══ Records for this exercise ══

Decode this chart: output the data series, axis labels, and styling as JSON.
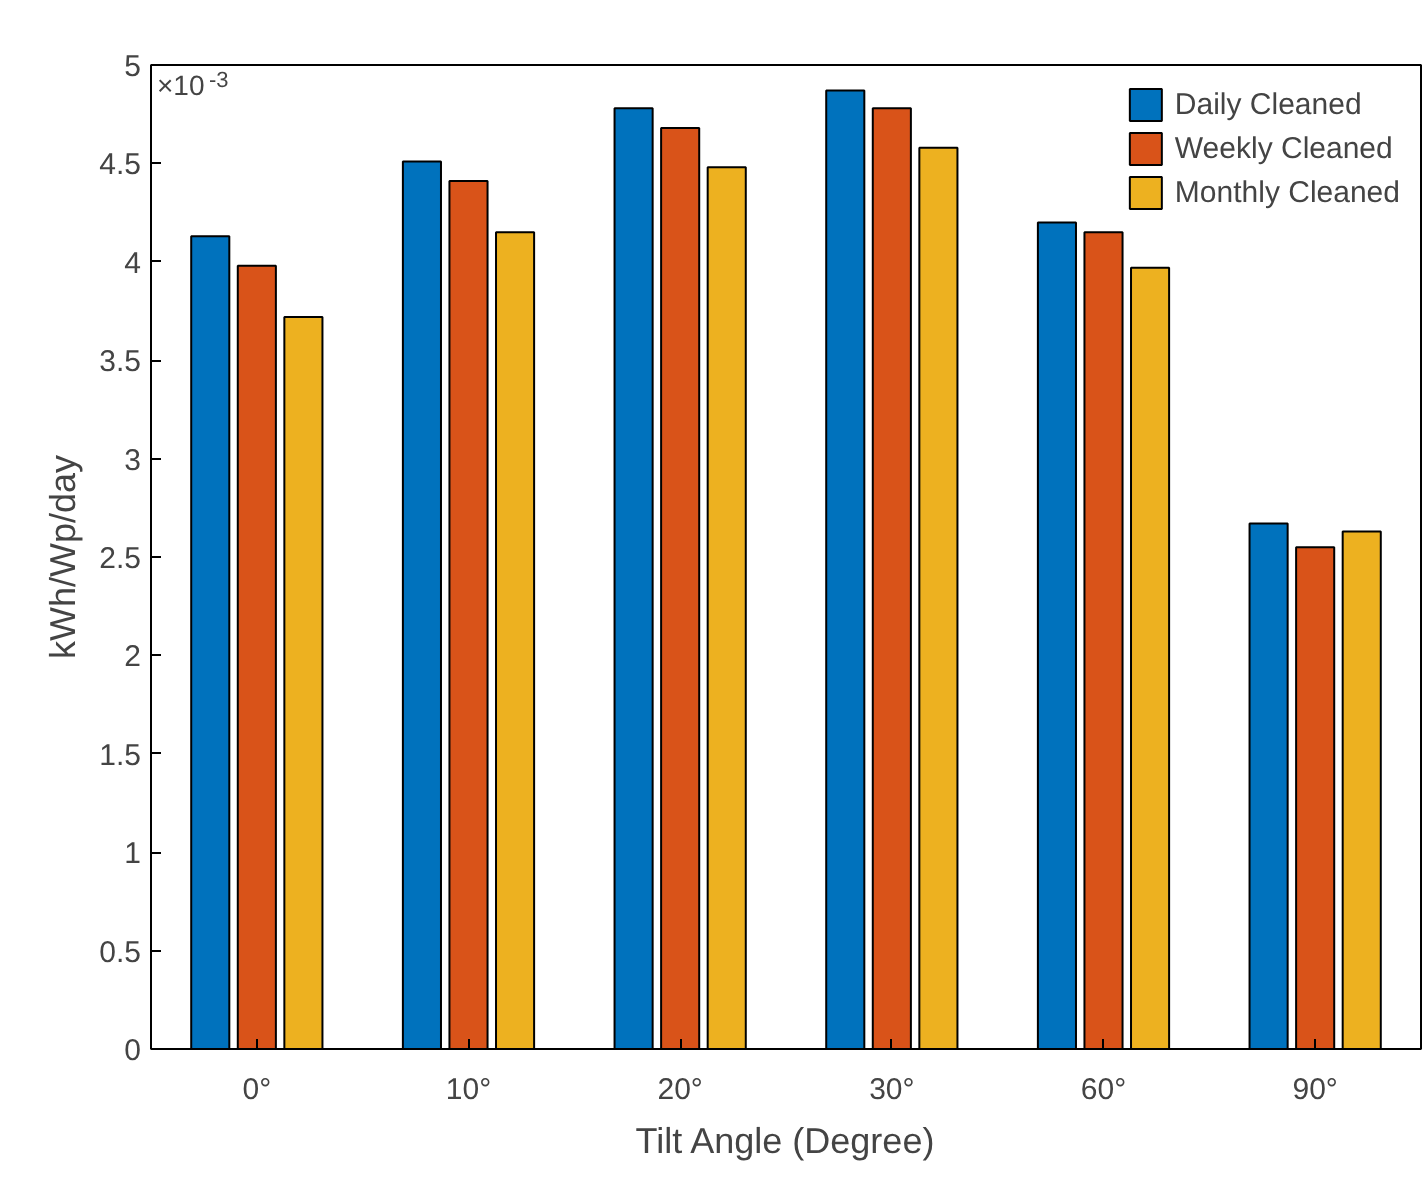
{
  "chart_data": {
    "type": "bar",
    "xlabel": "Tilt Angle (Degree)",
    "ylabel": "kWh/Wp/day",
    "categories": [
      "0°",
      "10°",
      "20°",
      "30°",
      "60°",
      "90°"
    ],
    "series": [
      {
        "name": "Daily Cleaned",
        "color": "#0072bd",
        "values": [
          4.13,
          4.51,
          4.78,
          4.87,
          4.2,
          2.67
        ]
      },
      {
        "name": "Weekly Cleaned",
        "color": "#d95319",
        "values": [
          3.98,
          4.41,
          4.68,
          4.78,
          4.15,
          2.55
        ]
      },
      {
        "name": "Monthly Cleaned",
        "color": "#edb120",
        "values": [
          3.72,
          4.15,
          4.48,
          4.58,
          3.97,
          2.63
        ]
      }
    ],
    "ylim": [
      0,
      5
    ],
    "yticks": [
      0,
      0.5,
      1,
      1.5,
      2,
      2.5,
      3,
      3.5,
      4,
      4.5,
      5
    ],
    "annotations": [
      "×10$^{-3}$"
    ],
    "grid": false,
    "legend": "top right"
  }
}
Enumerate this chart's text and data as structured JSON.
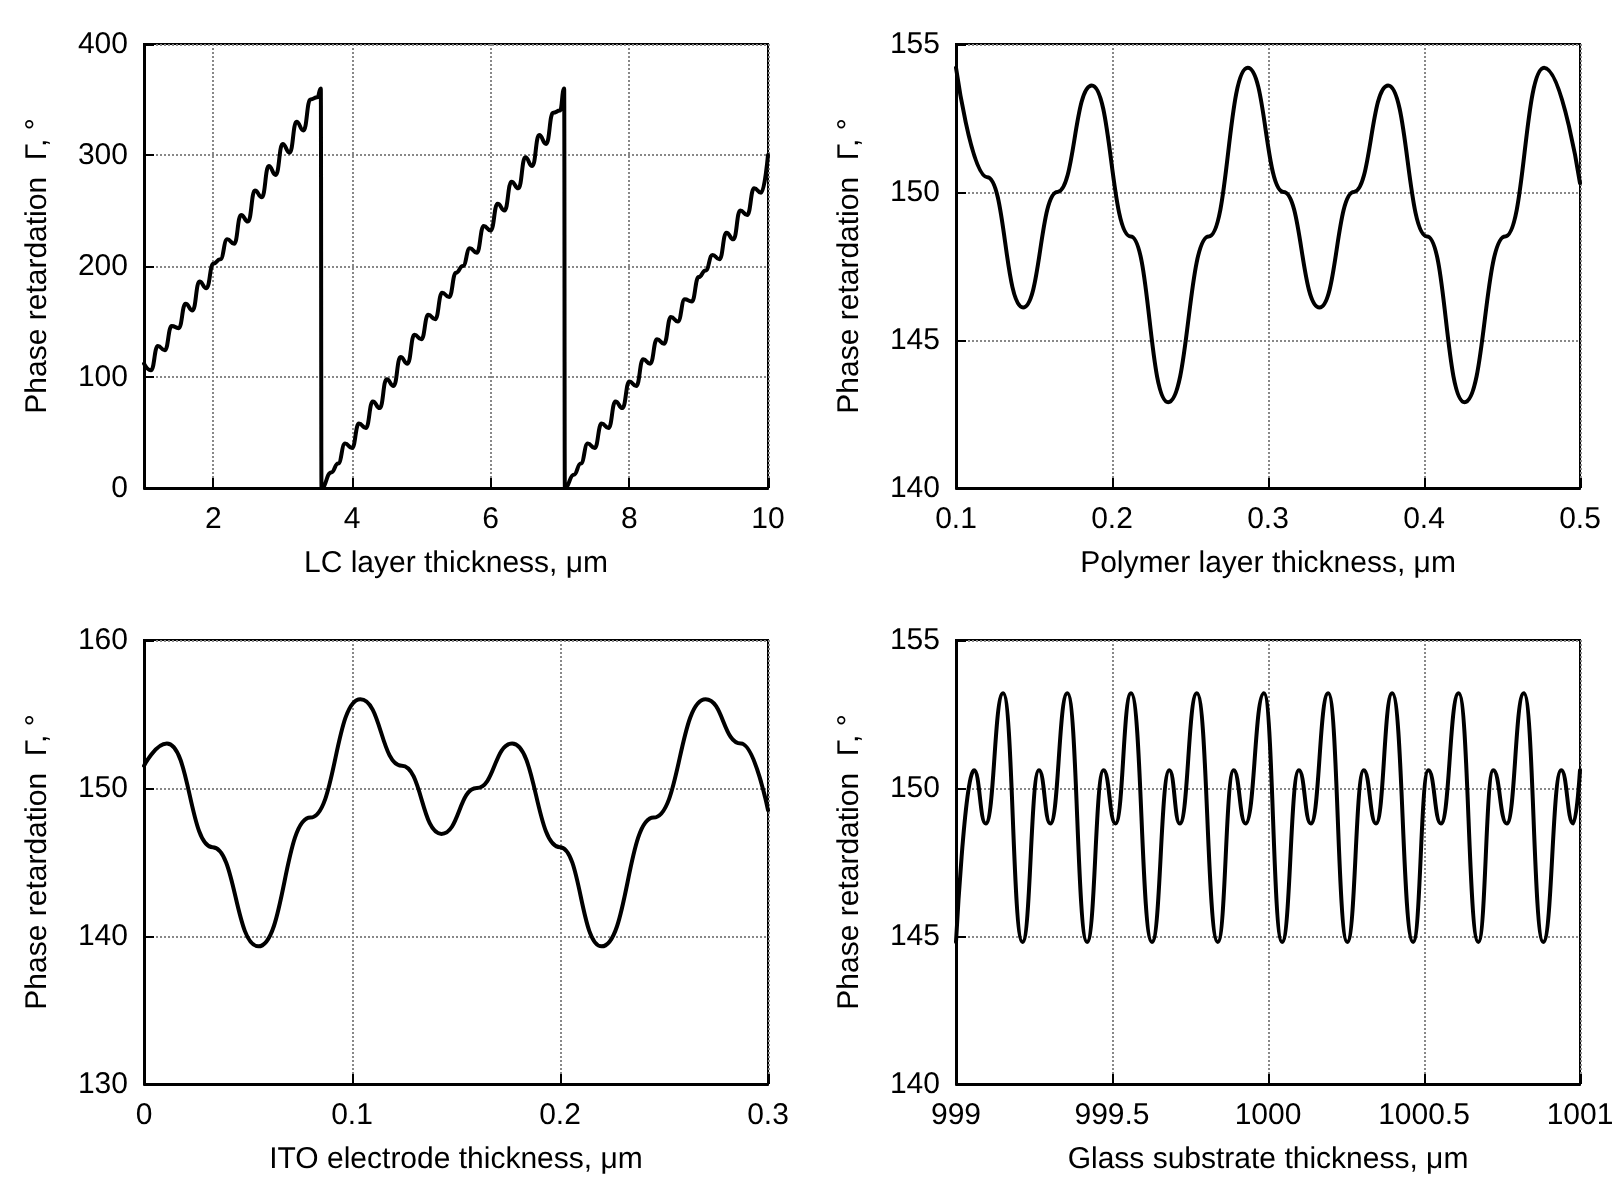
{
  "chart_data": [
    {
      "type": "line",
      "xlabel": "LC layer thickness, μm",
      "ylabel": "Phase retardation  Γ, °",
      "xlim": [
        1,
        10
      ],
      "ylim": [
        0,
        400
      ],
      "xticks": [
        2,
        4,
        6,
        8,
        10
      ],
      "yticks": [
        0,
        100,
        200,
        300,
        400
      ],
      "grid": true,
      "marker": "none",
      "line_style": "solid",
      "series": [
        {
          "color": "#000000",
          "x": [
            1.0,
            1.1,
            1.2,
            1.3,
            1.4,
            1.5,
            1.6,
            1.7,
            1.8,
            1.9,
            2.0,
            2.1,
            2.2,
            2.3,
            2.4,
            2.5,
            2.6,
            2.7,
            2.8,
            2.9,
            3.0,
            3.1,
            3.2,
            3.3,
            3.4,
            3.5,
            3.55,
            3.56,
            3.7,
            3.8,
            3.9,
            4.0,
            4.1,
            4.2,
            4.3,
            4.4,
            4.5,
            4.6,
            4.7,
            4.8,
            4.9,
            5.0,
            5.1,
            5.2,
            5.3,
            5.4,
            5.5,
            5.6,
            5.7,
            5.8,
            5.9,
            6.0,
            6.1,
            6.2,
            6.3,
            6.4,
            6.5,
            6.6,
            6.7,
            6.8,
            6.9,
            7.0,
            7.06,
            7.07,
            7.2,
            7.3,
            7.4,
            7.5,
            7.6,
            7.7,
            7.8,
            7.9,
            8.0,
            8.1,
            8.2,
            8.3,
            8.4,
            8.5,
            8.6,
            8.7,
            8.8,
            8.9,
            9.0,
            9.1,
            9.2,
            9.3,
            9.4,
            9.5,
            9.6,
            9.7,
            9.8,
            9.9,
            10.0
          ],
          "values": [
            112,
            106,
            128,
            124,
            146,
            144,
            166,
            160,
            186,
            180,
            202,
            206,
            224,
            220,
            246,
            240,
            268,
            262,
            290,
            282,
            310,
            302,
            330,
            322,
            350,
            352,
            360,
            0,
            14,
            22,
            40,
            36,
            58,
            54,
            78,
            72,
            98,
            92,
            118,
            112,
            138,
            134,
            156,
            152,
            176,
            172,
            194,
            200,
            216,
            212,
            236,
            232,
            256,
            250,
            276,
            270,
            298,
            290,
            318,
            310,
            338,
            340,
            360,
            0,
            12,
            22,
            40,
            36,
            58,
            54,
            78,
            72,
            96,
            92,
            116,
            112,
            134,
            130,
            154,
            150,
            170,
            168,
            190,
            196,
            210,
            206,
            230,
            224,
            250,
            246,
            270,
            266,
            300
          ]
        }
      ]
    },
    {
      "type": "line",
      "xlabel": "Polymer layer thickness, μm",
      "ylabel": "Phase retardation  Γ, °",
      "xlim": [
        0.1,
        0.5
      ],
      "ylim": [
        140,
        155
      ],
      "xticks": [
        0.1,
        0.2,
        0.3,
        0.4,
        0.5
      ],
      "yticks": [
        140,
        145,
        150,
        155
      ],
      "grid": true,
      "marker": "none",
      "line_style": "solid",
      "series": [
        {
          "color": "#000000",
          "x": [
            0.1,
            0.12,
            0.143,
            0.165,
            0.187,
            0.212,
            0.236,
            0.262,
            0.287,
            0.31,
            0.333,
            0.355,
            0.377,
            0.402,
            0.426,
            0.452,
            0.477,
            0.5
          ],
          "values": [
            154.2,
            150.5,
            146.1,
            150,
            153.6,
            148.5,
            142.9,
            148.5,
            154.2,
            150,
            146.1,
            150,
            153.6,
            148.5,
            142.9,
            148.5,
            154.2,
            150.3
          ]
        }
      ]
    },
    {
      "type": "line",
      "xlabel": "ITO electrode thickness, μm",
      "ylabel": "Phase retardation  Γ, °",
      "xlim": [
        0,
        0.3
      ],
      "ylim": [
        130,
        160
      ],
      "xticks": [
        0,
        0.1,
        0.2,
        0.3
      ],
      "yticks": [
        130,
        140,
        150,
        160
      ],
      "grid": true,
      "marker": "none",
      "line_style": "solid",
      "series": [
        {
          "color": "#000000",
          "x": [
            0,
            0.011,
            0.033,
            0.055,
            0.08,
            0.104,
            0.124,
            0.143,
            0.16,
            0.177,
            0.2,
            0.22,
            0.245,
            0.27,
            0.287,
            0.3
          ],
          "values": [
            151.5,
            153,
            146,
            139.3,
            148,
            156,
            151.5,
            146.9,
            150,
            153,
            146,
            139.3,
            148,
            156,
            153,
            148.5
          ]
        }
      ]
    },
    {
      "type": "line",
      "xlabel": "Glass substrate thickness, μm",
      "ylabel": "Phase retardation  Γ, °",
      "xlim": [
        999,
        1001
      ],
      "ylim": [
        140,
        155
      ],
      "xticks": [
        999,
        999.5,
        1000,
        1000.5,
        1001
      ],
      "yticks": [
        140,
        145,
        150,
        155
      ],
      "grid": true,
      "marker": "none",
      "line_style": "solid",
      "series": [
        {
          "color": "#000000",
          "x": [
            999,
            999.058,
            999.095,
            999.151,
            999.213,
            999.266,
            999.302,
            999.357,
            999.42,
            999.473,
            999.511,
            999.561,
            999.628,
            999.684,
            999.717,
            999.772,
            999.839,
            999.89,
            999.928,
            999.987,
            1000.045,
            1000.099,
            1000.137,
            1000.193,
            1000.254,
            1000.307,
            1000.346,
            1000.398,
            1000.465,
            1000.514,
            1000.554,
            1000.611,
            1000.674,
            1000.722,
            1000.765,
            1000.82,
            1000.882,
            1000.94,
            1000.978,
            1001
          ],
          "values": [
            144.8,
            150.6,
            148.8,
            153.2,
            144.8,
            150.6,
            148.8,
            153.2,
            144.8,
            150.6,
            148.8,
            153.2,
            144.8,
            150.6,
            148.8,
            153.2,
            144.8,
            150.6,
            148.8,
            153.2,
            144.8,
            150.6,
            148.8,
            153.2,
            144.8,
            150.6,
            148.8,
            153.2,
            144.8,
            150.6,
            148.8,
            153.2,
            144.8,
            150.6,
            148.8,
            153.2,
            144.8,
            150.6,
            148.8,
            150.6
          ]
        }
      ]
    }
  ]
}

═══

Required work: Write out the material above again, word for word, minus its pictures.

Reply:
Decode this chart: output the data series, axis labels, and styling as JSON.
{
  "chart_data": {
    "type": "bar",
    "xlabel": "Tilt Angle (Degree)",
    "ylabel": "kWh/Wp/day",
    "categories": [
      "0°",
      "10°",
      "20°",
      "30°",
      "60°",
      "90°"
    ],
    "series": [
      {
        "name": "Daily Cleaned",
        "color": "#0072bd",
        "values": [
          4.13,
          4.51,
          4.78,
          4.87,
          4.2,
          2.67
        ]
      },
      {
        "name": "Weekly Cleaned",
        "color": "#d95319",
        "values": [
          3.98,
          4.41,
          4.68,
          4.78,
          4.15,
          2.55
        ]
      },
      {
        "name": "Monthly Cleaned",
        "color": "#edb120",
        "values": [
          3.72,
          4.15,
          4.48,
          4.58,
          3.97,
          2.63
        ]
      }
    ],
    "ylim": [
      0,
      5
    ],
    "yticks": [
      0,
      0.5,
      1,
      1.5,
      2,
      2.5,
      3,
      3.5,
      4,
      4.5,
      5
    ],
    "annotations": [
      "×10$^{-3}$"
    ],
    "grid": false,
    "legend": "top right"
  }
}
Enumerate this chart's text and data as structured JSON.
{
  "chart_data": [
    {
      "type": "line",
      "xlabel": "LC layer thickness, μm",
      "ylabel": "Phase retardation  Γ, °",
      "xlim": [
        1,
        10
      ],
      "ylim": [
        0,
        400
      ],
      "xticks": [
        2,
        4,
        6,
        8,
        10
      ],
      "yticks": [
        0,
        100,
        200,
        300,
        400
      ],
      "grid": true,
      "marker": "none",
      "line_style": "solid",
      "series": [
        {
          "color": "#000000",
          "x": [
            1.0,
            1.1,
            1.2,
            1.3,
            1.4,
            1.5,
            1.6,
            1.7,
            1.8,
            1.9,
            2.0,
            2.1,
            2.2,
            2.3,
            2.4,
            2.5,
            2.6,
            2.7,
            2.8,
            2.9,
            3.0,
            3.1,
            3.2,
            3.3,
            3.4,
            3.5,
            3.55,
            3.56,
            3.7,
            3.8,
            3.9,
            4.0,
            4.1,
            4.2,
            4.3,
            4.4,
            4.5,
            4.6,
            4.7,
            4.8,
            4.9,
            5.0,
            5.1,
            5.2,
            5.3,
            5.4,
            5.5,
            5.6,
            5.7,
            5.8,
            5.9,
            6.0,
            6.1,
            6.2,
            6.3,
            6.4,
            6.5,
            6.6,
            6.7,
            6.8,
            6.9,
            7.0,
            7.06,
            7.07,
            7.2,
            7.3,
            7.4,
            7.5,
            7.6,
            7.7,
            7.8,
            7.9,
            8.0,
            8.1,
            8.2,
            8.3,
            8.4,
            8.5,
            8.6,
            8.7,
            8.8,
            8.9,
            9.0,
            9.1,
            9.2,
            9.3,
            9.4,
            9.5,
            9.6,
            9.7,
            9.8,
            9.9,
            10.0
          ],
          "values": [
            112,
            106,
            128,
            124,
            146,
            144,
            166,
            160,
            186,
            180,
            202,
            206,
            224,
            220,
            246,
            240,
            268,
            262,
            290,
            282,
            310,
            302,
            330,
            322,
            350,
            352,
            360,
            0,
            14,
            22,
            40,
            36,
            58,
            54,
            78,
            72,
            98,
            92,
            118,
            112,
            138,
            134,
            156,
            152,
            176,
            172,
            194,
            200,
            216,
            212,
            236,
            232,
            256,
            250,
            276,
            270,
            298,
            290,
            318,
            310,
            338,
            340,
            360,
            0,
            12,
            22,
            40,
            36,
            58,
            54,
            78,
            72,
            96,
            92,
            116,
            112,
            134,
            130,
            154,
            150,
            170,
            168,
            190,
            196,
            210,
            206,
            230,
            224,
            250,
            246,
            270,
            266,
            300
          ]
        }
      ]
    },
    {
      "type": "line",
      "xlabel": "Polymer layer thickness, μm",
      "ylabel": "Phase retardation  Γ, °",
      "xlim": [
        0.1,
        0.5
      ],
      "ylim": [
        140,
        155
      ],
      "xticks": [
        0.1,
        0.2,
        0.3,
        0.4,
        0.5
      ],
      "yticks": [
        140,
        145,
        150,
        155
      ],
      "grid": true,
      "marker": "none",
      "line_style": "solid",
      "series": [
        {
          "color": "#000000",
          "x": [
            0.1,
            0.12,
            0.143,
            0.165,
            0.187,
            0.212,
            0.236,
            0.262,
            0.287,
            0.31,
            0.333,
            0.355,
            0.377,
            0.402,
            0.426,
            0.452,
            0.477,
            0.5
          ],
          "values": [
            154.2,
            150.5,
            146.1,
            150,
            153.6,
            148.5,
            142.9,
            148.5,
            154.2,
            150,
            146.1,
            150,
            153.6,
            148.5,
            142.9,
            148.5,
            154.2,
            150.3
          ]
        }
      ]
    },
    {
      "type": "line",
      "xlabel": "ITO electrode thickness, μm",
      "ylabel": "Phase retardation  Γ, °",
      "xlim": [
        0,
        0.3
      ],
      "ylim": [
        130,
        160
      ],
      "xticks": [
        0,
        0.1,
        0.2,
        0.3
      ],
      "yticks": [
        130,
        140,
        150,
        160
      ],
      "grid": true,
      "marker": "none",
      "line_style": "solid",
      "series": [
        {
          "color": "#000000",
          "x": [
            0,
            0.011,
            0.033,
            0.055,
            0.08,
            0.104,
            0.124,
            0.143,
            0.16,
            0.177,
            0.2,
            0.22,
            0.245,
            0.27,
            0.287,
            0.3
          ],
          "values": [
            151.5,
            153,
            146,
            139.3,
            148,
            156,
            151.5,
            146.9,
            150,
            153,
            146,
            139.3,
            148,
            156,
            153,
            148.5
          ]
        }
      ]
    },
    {
      "type": "line",
      "xlabel": "Glass substrate thickness, μm",
      "ylabel": "Phase retardation  Γ, °",
      "xlim": [
        999,
        1001
      ],
      "ylim": [
        140,
        155
      ],
      "xticks": [
        999,
        999.5,
        1000,
        1000.5,
        1001
      ],
      "yticks": [
        140,
        145,
        150,
        155
      ],
      "grid": true,
      "marker": "none",
      "line_style": "solid",
      "series": [
        {
          "color": "#000000",
          "x": [
            999,
            999.058,
            999.095,
            999.151,
            999.213,
            999.266,
            999.302,
            999.357,
            999.42,
            999.473,
            999.511,
            999.561,
            999.628,
            999.684,
            999.717,
            999.772,
            999.839,
            999.89,
            999.928,
            999.987,
            1000.045,
            1000.099,
            1000.137,
            1000.193,
            1000.254,
            1000.307,
            1000.346,
            1000.398,
            1000.465,
            1000.514,
            1000.554,
            1000.611,
            1000.674,
            1000.722,
            1000.765,
            1000.82,
            1000.882,
            1000.94,
            1000.978,
            1001
          ],
          "values": [
            144.8,
            150.6,
            148.8,
            153.2,
            144.8,
            150.6,
            148.8,
            153.2,
            144.8,
            150.6,
            148.8,
            153.2,
            144.8,
            150.6,
            148.8,
            153.2,
            144.8,
            150.6,
            148.8,
            153.2,
            144.8,
            150.6,
            148.8,
            153.2,
            144.8,
            150.6,
            148.8,
            153.2,
            144.8,
            150.6,
            148.8,
            153.2,
            144.8,
            150.6,
            148.8,
            153.2,
            144.8,
            150.6,
            148.8,
            150.6
          ]
        }
      ]
    }
  ]
}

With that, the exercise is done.